_Task to complete_. Show each line that has the string "felsorolását" in it.

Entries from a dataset
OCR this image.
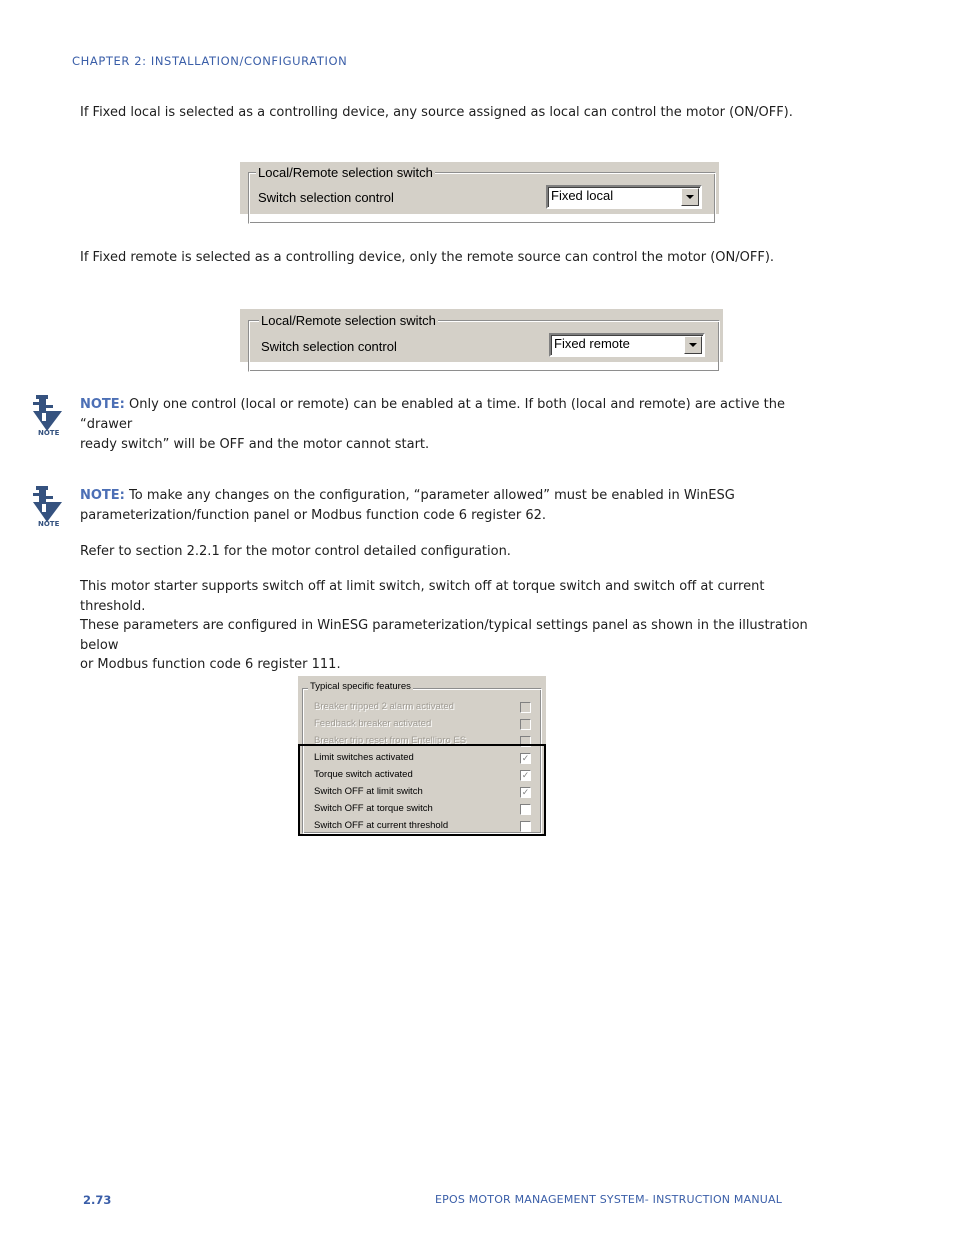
CHAPTER 2: INSTALLATION/CONFIGURATION
If Fixed local is selected as a controlling device, any source assigned as local can control the motor (ON/OFF).
Local/Remote selection switch
Switch selection control	Fixed local
If Fixed remote is selected as a controlling device, only the remote source can control the motor (ON/OFF).
Local/Remote selection switch
Switch selection control	Fixed remote
NOTE
NOTE: Only one control (local or remote) can be enabled at a time. If both (local and remote) are active the “drawer
ready switch” will be OFF and the motor cannot start.
NOTE
NOTE: To make any changes on the configuration, “parameter allowed” must be enabled in WinESG
parameterization/function panel or Modbus function code 6 register 62.
Refer to section 2.2.1 for the motor control detailed configuration.
This motor starter supports switch off at limit switch, switch off at torque switch and switch off at current threshold.
These parameters are configured in WinESG parameterization/typical settings panel as shown in the illustration below
or Modbus function code 6 register 111.
Typical specific features
Breaker tripped 2 alarm activated
Feedback breaker activated
Breaker trip reset from Entelliprо ES
Limit switches activated	✓
Torque switch activated	✓
Switch OFF at limit switch	✓
Switch OFF at torque switch
Switch OFF at current threshold
2.73	EPOS MOTOR MANAGEMENT SYSTEM- INSTRUCTION MANUAL
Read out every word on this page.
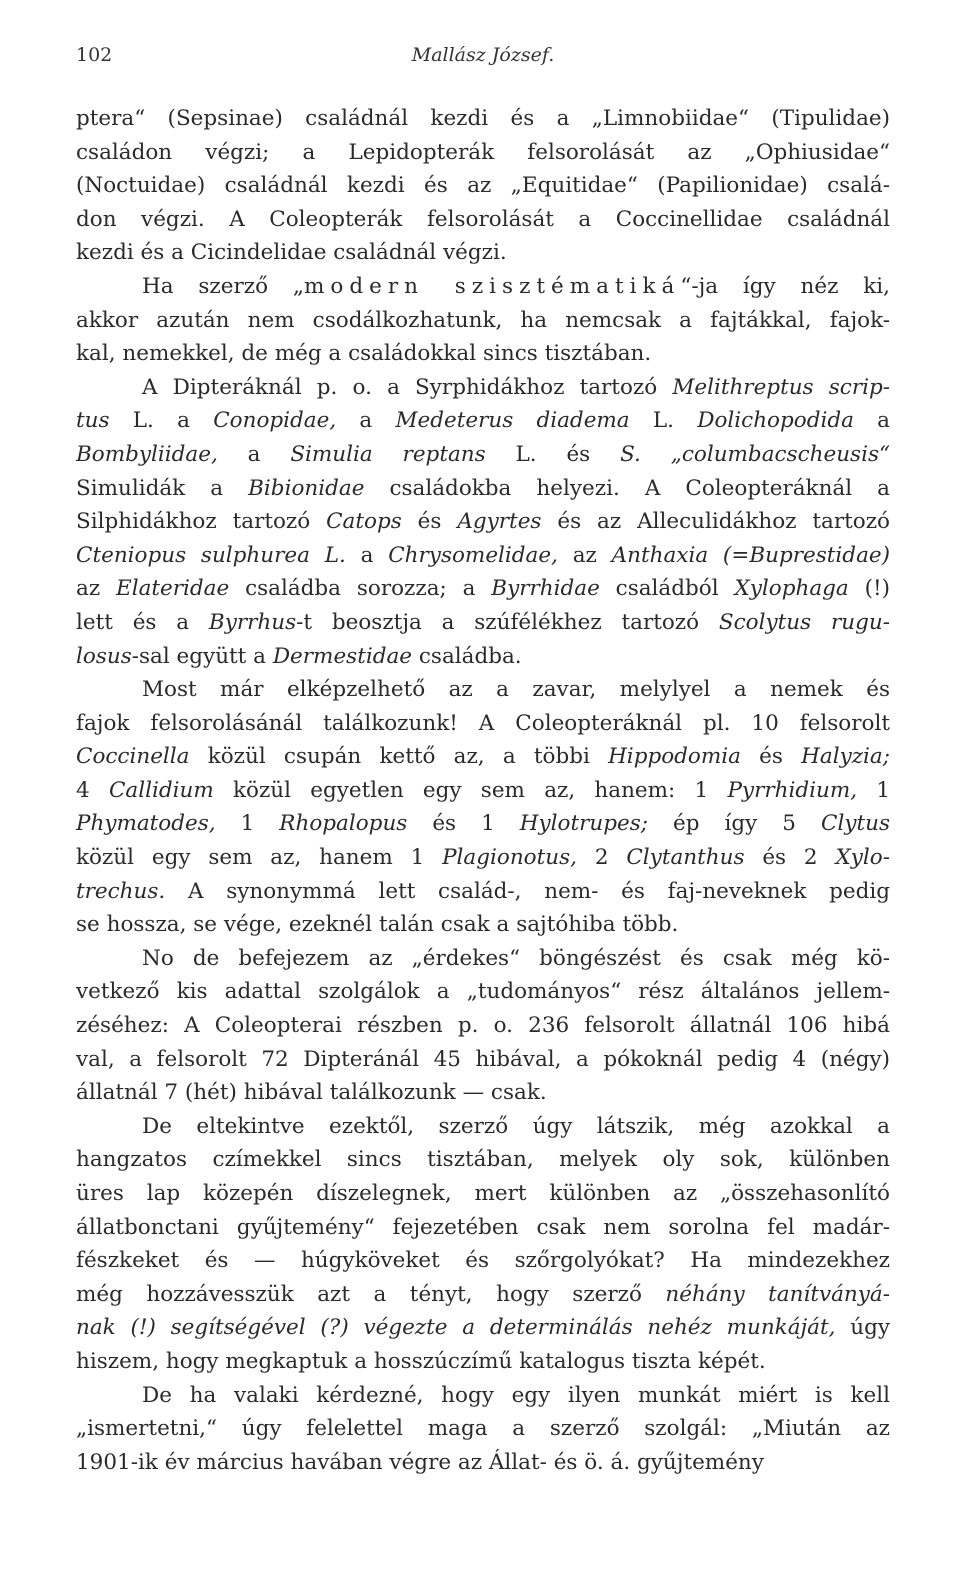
102	Mallász József.
ptera“ (Sepsinae) családnál kezdi és a „Limnobiidae“ (Tipulidae)
családon végzi; a Lepidopterák felsorolását az „Ophiusidae“
(Noctuidae) családnál kezdi és az „Equitidae“ (Papilionidae) csalá-
don végzi. A Coleopterák felsorolását a Coccinellidae családnál
kezdi és a Cicindelidae családnál végzi.
Ha szerző „modern szisztématiká“-ja így néz ki,
akkor azután nem csodálkozhatunk, ha nemcsak a fajtákkal, fajok-
kal, nemekkel, de még a családokkal sincs tisztában.
A Dipteráknál p. o. a Syrphidákhoz tartozó Melithreptus scrip-
tus L. a Conopidae, a Medeterus diadema L. Dolichopodida a
Bombyliidae, a Simulia reptans L. és S. „columbacscheusis“
Simulidák a Bibionidae családokba helyezi. A Coleopteráknál a
Silphidákhoz tartozó Catops és Agyrtes és az Alleculidákhoz tartozó
Cteniopus sulphurea L. a Chrysomelidae, az Anthaxia (=Buprestidae)
az Elateridae családba sorozza; a Byrrhidae családból Xylophaga (!)
lett és a Byrrhus-t beosztja a szúfélékhez tartozó Scolytus rugu-
losus-sal együtt a Dermestidae családba.
Most már elképzelhető az a zavar, melylyel a nemek és
fajok felsorolásánál találkozunk! A Coleopteráknál pl. 10 felsorolt
Coccinella közül csupán kettő az, a többi Hippodomia és Halyzia;
4 Callidium közül egyetlen egy sem az, hanem: 1 Pyrrhidium, 1
Phymatodes, 1 Rhopalopus és 1 Hylotrupes; ép így 5 Clytus
közül egy sem az, hanem 1 Plagionotus, 2 Clytanthus és 2 Xylo-
trechus. A synonymmá lett család-, nem- és faj-neveknek pedig
se hossza, se vége, ezeknél talán csak a sajtóhiba több.
No de befejezem az „érdekes“ böngészést és csak még kö-
vetkező kis adattal szolgálok a „tudományos“ rész általános jellem-
zéséhez: A Coleopterai részben p. o. 236 felsorolt állatnál 106 hibá
val, a felsorolt 72 Dipteránál 45 hibával, a pókoknál pedig 4 (négy)
állatnál 7 (hét) hibával találkozunk — csak.
De eltekintve ezektől, szerző úgy látszik, még azokkal a
hangzatos czímekkel sincs tisztában, melyek oly sok, különben
üres lap közepén díszelegnek, mert különben az „összehasonlító
állatbonctani gyűjtemény“ fejezetében csak nem sorolna fel madár-
fészkeket és — húgyköveket és szőrgolyókat? Ha mindezekhez
még hozzávesszük azt a tényt, hogy szerző néhány tanítványá-
nak (!) segítségével (?) végezte a determinálás nehéz munkáját, úgy
hiszem, hogy megkaptuk a hosszúczímű katalogus tiszta képét.
De ha valaki kérdezné, hogy egy ilyen munkát miért is kell
„ismertetni,“ úgy felelettel maga a szerző szolgál: „Miután az
1901-ik év március havában végre az Állat- és ö. á. gyűjtemény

_Solution_.
családon végzi; a Lepidopterák felsorolását az „Ophiusidae“
don végzi. A Coleopterák felsorolását a Coccinellidae családnál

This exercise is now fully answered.